─── DATA

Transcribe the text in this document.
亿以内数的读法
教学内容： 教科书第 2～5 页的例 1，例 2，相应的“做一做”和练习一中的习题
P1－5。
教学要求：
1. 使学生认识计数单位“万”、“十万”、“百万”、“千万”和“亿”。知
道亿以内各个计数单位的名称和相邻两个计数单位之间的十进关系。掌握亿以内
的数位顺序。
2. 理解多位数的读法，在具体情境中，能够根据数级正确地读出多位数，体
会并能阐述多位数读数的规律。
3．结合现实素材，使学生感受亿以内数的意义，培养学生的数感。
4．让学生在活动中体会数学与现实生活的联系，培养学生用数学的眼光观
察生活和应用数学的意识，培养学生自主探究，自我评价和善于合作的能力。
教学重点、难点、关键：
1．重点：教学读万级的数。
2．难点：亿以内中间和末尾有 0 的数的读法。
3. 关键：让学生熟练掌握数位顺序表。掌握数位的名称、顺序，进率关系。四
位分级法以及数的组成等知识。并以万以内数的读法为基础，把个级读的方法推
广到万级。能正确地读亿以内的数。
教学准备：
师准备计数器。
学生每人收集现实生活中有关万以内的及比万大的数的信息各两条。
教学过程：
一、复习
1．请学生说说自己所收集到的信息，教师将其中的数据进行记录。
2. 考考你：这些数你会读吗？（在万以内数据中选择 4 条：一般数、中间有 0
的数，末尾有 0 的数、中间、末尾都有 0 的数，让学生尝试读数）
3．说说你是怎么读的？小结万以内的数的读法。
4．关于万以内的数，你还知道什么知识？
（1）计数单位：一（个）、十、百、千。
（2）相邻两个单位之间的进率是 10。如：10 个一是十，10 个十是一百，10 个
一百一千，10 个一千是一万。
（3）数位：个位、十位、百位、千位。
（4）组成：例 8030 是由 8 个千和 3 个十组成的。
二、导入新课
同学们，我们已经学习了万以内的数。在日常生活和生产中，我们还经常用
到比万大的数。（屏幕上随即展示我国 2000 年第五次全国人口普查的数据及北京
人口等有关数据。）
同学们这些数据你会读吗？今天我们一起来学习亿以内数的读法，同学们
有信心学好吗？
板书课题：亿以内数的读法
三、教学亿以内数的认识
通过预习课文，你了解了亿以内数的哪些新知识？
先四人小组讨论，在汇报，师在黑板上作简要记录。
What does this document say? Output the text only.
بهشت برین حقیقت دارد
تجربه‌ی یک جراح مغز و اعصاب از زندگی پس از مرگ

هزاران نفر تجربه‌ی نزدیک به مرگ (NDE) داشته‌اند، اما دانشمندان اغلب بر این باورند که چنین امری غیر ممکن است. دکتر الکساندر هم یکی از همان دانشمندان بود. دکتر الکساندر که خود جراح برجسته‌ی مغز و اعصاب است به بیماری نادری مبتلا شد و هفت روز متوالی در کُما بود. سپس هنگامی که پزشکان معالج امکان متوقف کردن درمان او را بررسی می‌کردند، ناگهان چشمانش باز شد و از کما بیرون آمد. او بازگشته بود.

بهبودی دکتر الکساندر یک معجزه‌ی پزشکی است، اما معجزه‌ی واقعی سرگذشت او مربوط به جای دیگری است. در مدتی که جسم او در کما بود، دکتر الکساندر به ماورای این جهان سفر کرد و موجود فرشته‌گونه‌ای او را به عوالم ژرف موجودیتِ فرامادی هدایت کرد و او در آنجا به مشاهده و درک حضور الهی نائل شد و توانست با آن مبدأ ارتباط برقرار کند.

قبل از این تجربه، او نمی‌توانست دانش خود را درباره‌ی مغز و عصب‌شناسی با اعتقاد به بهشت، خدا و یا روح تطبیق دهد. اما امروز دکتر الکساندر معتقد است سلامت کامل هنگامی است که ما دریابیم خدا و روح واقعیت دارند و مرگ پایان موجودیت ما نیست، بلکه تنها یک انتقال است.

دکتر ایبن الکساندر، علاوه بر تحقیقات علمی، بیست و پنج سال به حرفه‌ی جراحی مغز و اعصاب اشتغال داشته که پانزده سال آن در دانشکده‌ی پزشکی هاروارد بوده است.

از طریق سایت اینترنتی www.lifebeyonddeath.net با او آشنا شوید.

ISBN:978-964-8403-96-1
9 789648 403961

──────

» EXERCISE REQUIREMENTS: Print the records above in full, exactly.

» SOLUTION:
Transcribe the text in this document.
亿以内数的读法
教学内容： 教科书第 2～5 页的例 1，例 2，相应的“做一做”和练习一中的习题
P1－5。
教学要求：
1. 使学生认识计数单位“万”、“十万”、“百万”、“千万”和“亿”。知
道亿以内各个计数单位的名称和相邻两个计数单位之间的十进关系。掌握亿以内
的数位顺序。
2. 理解多位数的读法，在具体情境中，能够根据数级正确地读出多位数，体
会并能阐述多位数读数的规律。
3．结合现实素材，使学生感受亿以内数的意义，培养学生的数感。
4．让学生在活动中体会数学与现实生活的联系，培养学生用数学的眼光观
察生活和应用数学的意识，培养学生自主探究，自我评价和善于合作的能力。
教学重点、难点、关键：
1．重点：教学读万级的数。
2．难点：亿以内中间和末尾有 0 的数的读法。
3. 关键：让学生熟练掌握数位顺序表。掌握数位的名称、顺序，进率关系。四
位分级法以及数的组成等知识。并以万以内数的读法为基础，把个级读的方法推
广到万级。能正确地读亿以内的数。
教学准备：
师准备计数器。
学生每人收集现实生活中有关万以内的及比万大的数的信息各两条。
教学过程：
一、复习
1．请学生说说自己所收集到的信息，教师将其中的数据进行记录。
2. 考考你：这些数你会读吗？（在万以内数据中选择 4 条：一般数、中间有 0
的数，末尾有 0 的数、中间、末尾都有 0 的数，让学生尝试读数）
3．说说你是怎么读的？小结万以内的数的读法。
4．关于万以内的数，你还知道什么知识？
（1）计数单位：一（个）、十、百、千。
（2）相邻两个单位之间的进率是 10。如：10 个一是十，10 个十是一百，10 个
一百一千，10 个一千是一万。
（3）数位：个位、十位、百位、千位。
（4）组成：例 8030 是由 8 个千和 3 个十组成的。
二、导入新课
同学们，我们已经学习了万以内的数。在日常生活和生产中，我们还经常用
到比万大的数。（屏幕上随即展示我国 2000 年第五次全国人口普查的数据及北京
人口等有关数据。）
同学们这些数据你会读吗？今天我们一起来学习亿以内数的读法，同学们
有信心学好吗？
板书课题：亿以内数的读法
三、教学亿以内数的认识
通过预习课文，你了解了亿以内数的哪些新知识？
先四人小组讨论，在汇报，师在黑板上作简要记录。
What does this document say? Output the text only.
بهشت برین حقیقت دارد
تجربه‌ی یک جراح مغز و اعصاب از زندگی پس از مرگ

هزاران نفر تجربه‌ی نزدیک به مرگ (NDE) داشته‌اند، اما دانشمندان اغلب بر این باورند که چنین امری غیر ممکن است. دکتر الکساندر هم یکی از همان دانشمندان بود. دکتر الکساندر که خود جراح برجسته‌ی مغز و اعصاب است به بیماری نادری مبتلا شد و هفت روز متوالی در کُما بود. سپس هنگامی که پزشکان معالج امکان متوقف کردن درمان او را بررسی می‌کردند، ناگهان چشمانش باز شد و از کما بیرون آمد. او بازگشته بود.

بهبودی دکتر الکساندر یک معجزه‌ی پزشکی است، اما معجزه‌ی واقعی سرگذشت او مربوط به جای دیگری است. در مدتی که جسم او در کما بود، دکتر الکساندر به ماورای این جهان سفر کرد و موجود فرشته‌گونه‌ای او را به عوالم ژرف موجودیتِ فرامادی هدایت کرد و او در آنجا به مشاهده و درک حضور الهی نائل شد و توانست با آن مبدأ ارتباط برقرار کند.

قبل از این تجربه، او نمی‌توانست دانش خود را درباره‌ی مغز و عصب‌شناسی با اعتقاد به بهشت، خدا و یا روح تطبیق دهد. اما امروز دکتر الکساندر معتقد است سلامت کامل هنگامی است که ما دریابیم خدا و روح واقعیت دارند و مرگ پایان موجودیت ما نیست، بلکه تنها یک انتقال است.

دکتر ایبن الکساندر، علاوه بر تحقیقات علمی، بیست و پنج سال به حرفه‌ی جراحی مغز و اعصاب اشتغال داشته که پانزده سال آن در دانشکده‌ی پزشکی هاروارد بوده است.

از طریق سایت اینترنتی www.lifebeyonddeath.net با او آشنا شوید.

ISBN:978-964-8403-96-1
9 789648 403961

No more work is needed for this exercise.